◆ **DIRECTIONS FOR THIS TASK**
Transcribe the records below exactly as they appear.
------ PROVIDED RECORDS
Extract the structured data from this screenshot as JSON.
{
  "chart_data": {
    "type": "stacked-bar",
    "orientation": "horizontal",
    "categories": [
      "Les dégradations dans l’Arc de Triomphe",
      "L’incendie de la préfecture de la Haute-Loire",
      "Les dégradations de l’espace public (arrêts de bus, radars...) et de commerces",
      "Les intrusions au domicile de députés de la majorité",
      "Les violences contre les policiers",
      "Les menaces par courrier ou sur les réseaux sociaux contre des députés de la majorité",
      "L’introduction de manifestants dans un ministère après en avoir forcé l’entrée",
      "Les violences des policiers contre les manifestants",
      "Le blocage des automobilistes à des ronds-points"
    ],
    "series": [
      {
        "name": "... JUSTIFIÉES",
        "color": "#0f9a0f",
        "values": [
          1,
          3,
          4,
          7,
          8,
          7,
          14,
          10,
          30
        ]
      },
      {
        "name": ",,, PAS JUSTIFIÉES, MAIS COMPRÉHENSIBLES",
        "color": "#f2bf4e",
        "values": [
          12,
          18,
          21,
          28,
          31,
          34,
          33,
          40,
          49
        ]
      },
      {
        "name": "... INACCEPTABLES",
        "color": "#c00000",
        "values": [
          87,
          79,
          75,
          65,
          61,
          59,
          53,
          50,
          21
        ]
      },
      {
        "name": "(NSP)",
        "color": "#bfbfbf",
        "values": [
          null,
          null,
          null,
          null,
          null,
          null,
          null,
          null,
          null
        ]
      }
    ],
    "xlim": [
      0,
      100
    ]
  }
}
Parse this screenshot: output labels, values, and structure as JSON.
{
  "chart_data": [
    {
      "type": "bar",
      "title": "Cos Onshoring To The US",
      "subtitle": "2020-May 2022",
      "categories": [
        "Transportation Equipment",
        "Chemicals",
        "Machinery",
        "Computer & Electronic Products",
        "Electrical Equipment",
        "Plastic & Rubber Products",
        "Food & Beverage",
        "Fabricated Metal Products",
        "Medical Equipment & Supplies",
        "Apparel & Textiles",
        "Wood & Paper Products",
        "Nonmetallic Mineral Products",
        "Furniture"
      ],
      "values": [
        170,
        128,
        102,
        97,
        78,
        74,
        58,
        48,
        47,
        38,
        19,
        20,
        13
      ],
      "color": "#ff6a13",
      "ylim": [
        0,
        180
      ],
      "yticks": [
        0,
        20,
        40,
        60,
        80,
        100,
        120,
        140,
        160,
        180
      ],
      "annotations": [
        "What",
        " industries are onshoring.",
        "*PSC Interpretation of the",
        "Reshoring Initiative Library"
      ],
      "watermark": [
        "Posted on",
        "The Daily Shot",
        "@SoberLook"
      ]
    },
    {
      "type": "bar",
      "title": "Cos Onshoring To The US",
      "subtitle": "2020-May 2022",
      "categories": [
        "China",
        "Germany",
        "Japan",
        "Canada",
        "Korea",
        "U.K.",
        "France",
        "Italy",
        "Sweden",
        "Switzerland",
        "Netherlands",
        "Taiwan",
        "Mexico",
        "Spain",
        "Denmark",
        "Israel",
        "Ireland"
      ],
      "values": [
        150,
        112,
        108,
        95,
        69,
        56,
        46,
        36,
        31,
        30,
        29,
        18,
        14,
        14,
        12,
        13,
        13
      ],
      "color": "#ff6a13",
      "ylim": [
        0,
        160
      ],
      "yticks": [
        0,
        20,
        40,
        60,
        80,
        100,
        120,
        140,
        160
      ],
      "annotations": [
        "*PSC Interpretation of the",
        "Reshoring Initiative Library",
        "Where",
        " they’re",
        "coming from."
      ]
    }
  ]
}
------------
◆ **SOLUTION**
Extract the structured data from this screenshot as JSON.
{
  "chart_data": {
    "type": "stacked-bar",
    "orientation": "horizontal",
    "categories": [
      "Les dégradations dans l’Arc de Triomphe",
      "L’incendie de la préfecture de la Haute-Loire",
      "Les dégradations de l’espace public (arrêts de bus, radars...) et de commerces",
      "Les intrusions au domicile de députés de la majorité",
      "Les violences contre les policiers",
      "Les menaces par courrier ou sur les réseaux sociaux contre des députés de la majorité",
      "L’introduction de manifestants dans un ministère après en avoir forcé l’entrée",
      "Les violences des policiers contre les manifestants",
      "Le blocage des automobilistes à des ronds-points"
    ],
    "series": [
      {
        "name": "... JUSTIFIÉES",
        "color": "#0f9a0f",
        "values": [
          1,
          3,
          4,
          7,
          8,
          7,
          14,
          10,
          30
        ]
      },
      {
        "name": ",,, PAS JUSTIFIÉES, MAIS COMPRÉHENSIBLES",
        "color": "#f2bf4e",
        "values": [
          12,
          18,
          21,
          28,
          31,
          34,
          33,
          40,
          49
        ]
      },
      {
        "name": "... INACCEPTABLES",
        "color": "#c00000",
        "values": [
          87,
          79,
          75,
          65,
          61,
          59,
          53,
          50,
          21
        ]
      },
      {
        "name": "(NSP)",
        "color": "#bfbfbf",
        "values": [
          null,
          null,
          null,
          null,
          null,
          null,
          null,
          null,
          null
        ]
      }
    ],
    "xlim": [
      0,
      100
    ]
  }
}
Parse this screenshot: output labels, values, and structure as JSON.
{
  "chart_data": [
    {
      "type": "bar",
      "title": "Cos Onshoring To The US",
      "subtitle": "2020-May 2022",
      "categories": [
        "Transportation Equipment",
        "Chemicals",
        "Machinery",
        "Computer & Electronic Products",
        "Electrical Equipment",
        "Plastic & Rubber Products",
        "Food & Beverage",
        "Fabricated Metal Products",
        "Medical Equipment & Supplies",
        "Apparel & Textiles",
        "Wood & Paper Products",
        "Nonmetallic Mineral Products",
        "Furniture"
      ],
      "values": [
        170,
        128,
        102,
        97,
        78,
        74,
        58,
        48,
        47,
        38,
        19,
        20,
        13
      ],
      "color": "#ff6a13",
      "ylim": [
        0,
        180
      ],
      "yticks": [
        0,
        20,
        40,
        60,
        80,
        100,
        120,
        140,
        160,
        180
      ],
      "annotations": [
        "What",
        " industries are onshoring.",
        "*PSC Interpretation of the",
        "Reshoring Initiative Library"
      ],
      "watermark": [
        "Posted on",
        "The Daily Shot",
        "@SoberLook"
      ]
    },
    {
      "type": "bar",
      "title": "Cos Onshoring To The US",
      "subtitle": "2020-May 2022",
      "categories": [
        "China",
        "Germany",
        "Japan",
        "Canada",
        "Korea",
        "U.K.",
        "France",
        "Italy",
        "Sweden",
        "Switzerland",
        "Netherlands",
        "Taiwan",
        "Mexico",
        "Spain",
        "Denmark",
        "Israel",
        "Ireland"
      ],
      "values": [
        150,
        112,
        108,
        95,
        69,
        56,
        46,
        36,
        31,
        30,
        29,
        18,
        14,
        14,
        12,
        13,
        13
      ],
      "color": "#ff6a13",
      "ylim": [
        0,
        160
      ],
      "yticks": [
        0,
        20,
        40,
        60,
        80,
        100,
        120,
        140,
        160
      ],
      "annotations": [
        "*PSC Interpretation of the",
        "Reshoring Initiative Library",
        "Where",
        " they’re",
        "coming from."
      ]
    }
  ]
}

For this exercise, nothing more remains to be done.